### Exercise description
Copy out the entries below in full and exactly.
-- start --
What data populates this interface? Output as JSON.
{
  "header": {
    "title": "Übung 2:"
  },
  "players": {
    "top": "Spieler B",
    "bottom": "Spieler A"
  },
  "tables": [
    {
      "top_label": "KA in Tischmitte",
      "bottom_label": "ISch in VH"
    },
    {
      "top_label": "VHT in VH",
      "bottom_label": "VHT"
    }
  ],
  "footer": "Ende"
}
-- end --
### Result of the task
What data populates this interface? Output as JSON.
{
  "header": {
    "title": "Übung 2:"
  },
  "players": {
    "top": "Spieler B",
    "bottom": "Spieler A"
  },
  "tables": [
    {
      "top_label": "KA in Tischmitte",
      "bottom_label": "ISch in VH"
    },
    {
      "top_label": "VHT in VH",
      "bottom_label": "VHT"
    }
  ],
  "footer": "Ende"
}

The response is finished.